▸ WHAT TO WORK ON
Each of the entries should be retyped precisely as it appears.

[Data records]
*-*-*

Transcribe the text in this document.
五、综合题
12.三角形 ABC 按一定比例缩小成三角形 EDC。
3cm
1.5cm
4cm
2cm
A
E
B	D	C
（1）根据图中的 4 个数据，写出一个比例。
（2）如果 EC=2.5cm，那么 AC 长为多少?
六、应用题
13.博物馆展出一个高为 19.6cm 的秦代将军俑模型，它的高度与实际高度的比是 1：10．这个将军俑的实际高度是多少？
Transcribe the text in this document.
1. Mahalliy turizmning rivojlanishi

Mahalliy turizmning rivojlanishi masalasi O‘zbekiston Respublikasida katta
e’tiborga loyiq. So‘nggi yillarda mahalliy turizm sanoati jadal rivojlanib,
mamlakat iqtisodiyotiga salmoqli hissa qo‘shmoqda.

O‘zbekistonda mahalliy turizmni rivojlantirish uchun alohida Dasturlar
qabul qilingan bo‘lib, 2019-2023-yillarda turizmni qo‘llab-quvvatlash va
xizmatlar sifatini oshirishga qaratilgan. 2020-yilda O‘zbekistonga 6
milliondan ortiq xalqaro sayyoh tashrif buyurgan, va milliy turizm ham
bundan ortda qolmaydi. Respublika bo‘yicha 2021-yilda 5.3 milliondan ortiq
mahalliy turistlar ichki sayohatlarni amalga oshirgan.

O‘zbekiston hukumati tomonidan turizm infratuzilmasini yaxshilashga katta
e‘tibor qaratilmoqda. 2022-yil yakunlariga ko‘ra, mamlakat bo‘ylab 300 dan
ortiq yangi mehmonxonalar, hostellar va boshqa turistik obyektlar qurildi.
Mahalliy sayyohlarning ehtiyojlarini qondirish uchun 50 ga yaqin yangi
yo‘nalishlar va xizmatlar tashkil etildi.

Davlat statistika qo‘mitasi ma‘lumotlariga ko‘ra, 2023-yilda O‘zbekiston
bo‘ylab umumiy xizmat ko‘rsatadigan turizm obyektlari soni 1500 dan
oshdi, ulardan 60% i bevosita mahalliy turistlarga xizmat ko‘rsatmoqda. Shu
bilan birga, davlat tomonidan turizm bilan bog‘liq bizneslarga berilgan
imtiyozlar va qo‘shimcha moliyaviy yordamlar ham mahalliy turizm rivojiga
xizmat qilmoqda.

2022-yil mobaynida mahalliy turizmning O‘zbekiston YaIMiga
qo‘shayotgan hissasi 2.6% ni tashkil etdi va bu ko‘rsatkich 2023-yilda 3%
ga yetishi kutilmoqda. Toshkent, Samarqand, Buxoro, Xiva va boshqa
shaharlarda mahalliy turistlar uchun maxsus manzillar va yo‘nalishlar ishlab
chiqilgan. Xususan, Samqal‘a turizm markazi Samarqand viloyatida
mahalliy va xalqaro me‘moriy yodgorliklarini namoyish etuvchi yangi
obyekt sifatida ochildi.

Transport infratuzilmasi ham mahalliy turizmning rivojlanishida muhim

*-*-*

▸ THE RESULT
Transcribe the text in this document.
五、综合题
12.三角形 ABC 按一定比例缩小成三角形 EDC。
3cm
1.5cm
4cm
2cm
A
E
B	D	C
（1）根据图中的 4 个数据，写出一个比例。
（2）如果 EC=2.5cm，那么 AC 长为多少?
六、应用题
13.博物馆展出一个高为 19.6cm 的秦代将军俑模型，它的高度与实际高度的比是 1：10．这个将军俑的实际高度是多少？
Transcribe the text in this document.
1. Mahalliy turizmning rivojlanishi

Mahalliy turizmning rivojlanishi masalasi O‘zbekiston Respublikasida katta
e’tiborga loyiq. So‘nggi yillarda mahalliy turizm sanoati jadal rivojlanib,
mamlakat iqtisodiyotiga salmoqli hissa qo‘shmoqda.

O‘zbekistonda mahalliy turizmni rivojlantirish uchun alohida Dasturlar
qabul qilingan bo‘lib, 2019-2023-yillarda turizmni qo‘llab-quvvatlash va
xizmatlar sifatini oshirishga qaratilgan. 2020-yilda O‘zbekistonga 6
milliondan ortiq xalqaro sayyoh tashrif buyurgan, va milliy turizm ham
bundan ortda qolmaydi. Respublika bo‘yicha 2021-yilda 5.3 milliondan ortiq
mahalliy turistlar ichki sayohatlarni amalga oshirgan.

O‘zbekiston hukumati tomonidan turizm infratuzilmasini yaxshilashga katta
e‘tibor qaratilmoqda. 2022-yil yakunlariga ko‘ra, mamlakat bo‘ylab 300 dan
ortiq yangi mehmonxonalar, hostellar va boshqa turistik obyektlar qurildi.
Mahalliy sayyohlarning ehtiyojlarini qondirish uchun 50 ga yaqin yangi
yo‘nalishlar va xizmatlar tashkil etildi.

Davlat statistika qo‘mitasi ma‘lumotlariga ko‘ra, 2023-yilda O‘zbekiston
bo‘ylab umumiy xizmat ko‘rsatadigan turizm obyektlari soni 1500 dan
oshdi, ulardan 60% i bevosita mahalliy turistlarga xizmat ko‘rsatmoqda. Shu
bilan birga, davlat tomonidan turizm bilan bog‘liq bizneslarga berilgan
imtiyozlar va qo‘shimcha moliyaviy yordamlar ham mahalliy turizm rivojiga
xizmat qilmoqda.

2022-yil mobaynida mahalliy turizmning O‘zbekiston YaIMiga
qo‘shayotgan hissasi 2.6% ni tashkil etdi va bu ko‘rsatkich 2023-yilda 3%
ga yetishi kutilmoqda. Toshkent, Samarqand, Buxoro, Xiva va boshqa
shaharlarda mahalliy turistlar uchun maxsus manzillar va yo‘nalishlar ishlab
chiqilgan. Xususan, Samqal‘a turizm markazi Samarqand viloyatida
mahalliy va xalqaro me‘moriy yodgorliklarini namoyish etuvchi yangi
obyekt sifatida ochildi.

Transport infratuzilmasi ham mahalliy turizmning rivojlanishida muhim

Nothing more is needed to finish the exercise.